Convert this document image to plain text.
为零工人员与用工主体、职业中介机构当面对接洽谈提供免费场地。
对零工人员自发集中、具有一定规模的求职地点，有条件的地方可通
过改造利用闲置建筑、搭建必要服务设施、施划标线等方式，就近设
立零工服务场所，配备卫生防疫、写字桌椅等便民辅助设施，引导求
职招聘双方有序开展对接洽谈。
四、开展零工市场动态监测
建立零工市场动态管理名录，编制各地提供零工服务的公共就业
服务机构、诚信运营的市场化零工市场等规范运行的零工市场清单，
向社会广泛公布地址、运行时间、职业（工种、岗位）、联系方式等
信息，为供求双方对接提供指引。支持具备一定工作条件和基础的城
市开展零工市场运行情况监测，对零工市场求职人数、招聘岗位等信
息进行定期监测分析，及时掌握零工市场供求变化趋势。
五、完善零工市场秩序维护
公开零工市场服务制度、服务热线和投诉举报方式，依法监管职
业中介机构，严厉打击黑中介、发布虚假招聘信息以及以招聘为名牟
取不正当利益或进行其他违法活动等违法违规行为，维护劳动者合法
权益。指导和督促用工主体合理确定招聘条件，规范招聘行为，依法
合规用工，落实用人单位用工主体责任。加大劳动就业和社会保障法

########

# [WRITTEN INSTRUCTION]
Repeat the material above in full, exactly as it stands.

# [EXPECTED ANSWER]
Convert this document image to plain text.
为零工人员与用工主体、职业中介机构当面对接洽谈提供免费场地。
对零工人员自发集中、具有一定规模的求职地点，有条件的地方可通
过改造利用闲置建筑、搭建必要服务设施、施划标线等方式，就近设
立零工服务场所，配备卫生防疫、写字桌椅等便民辅助设施，引导求
职招聘双方有序开展对接洽谈。
四、开展零工市场动态监测
建立零工市场动态管理名录，编制各地提供零工服务的公共就业
服务机构、诚信运营的市场化零工市场等规范运行的零工市场清单，
向社会广泛公布地址、运行时间、职业（工种、岗位）、联系方式等
信息，为供求双方对接提供指引。支持具备一定工作条件和基础的城
市开展零工市场运行情况监测，对零工市场求职人数、招聘岗位等信
息进行定期监测分析，及时掌握零工市场供求变化趋势。
五、完善零工市场秩序维护
公开零工市场服务制度、服务热线和投诉举报方式，依法监管职
业中介机构，严厉打击黑中介、发布虚假招聘信息以及以招聘为名牟
取不正当利益或进行其他违法活动等违法违规行为，维护劳动者合法
权益。指导和督促用工主体合理确定招聘条件，规范招聘行为，依法
合规用工，落实用人单位用工主体责任。加大劳动就业和社会保障法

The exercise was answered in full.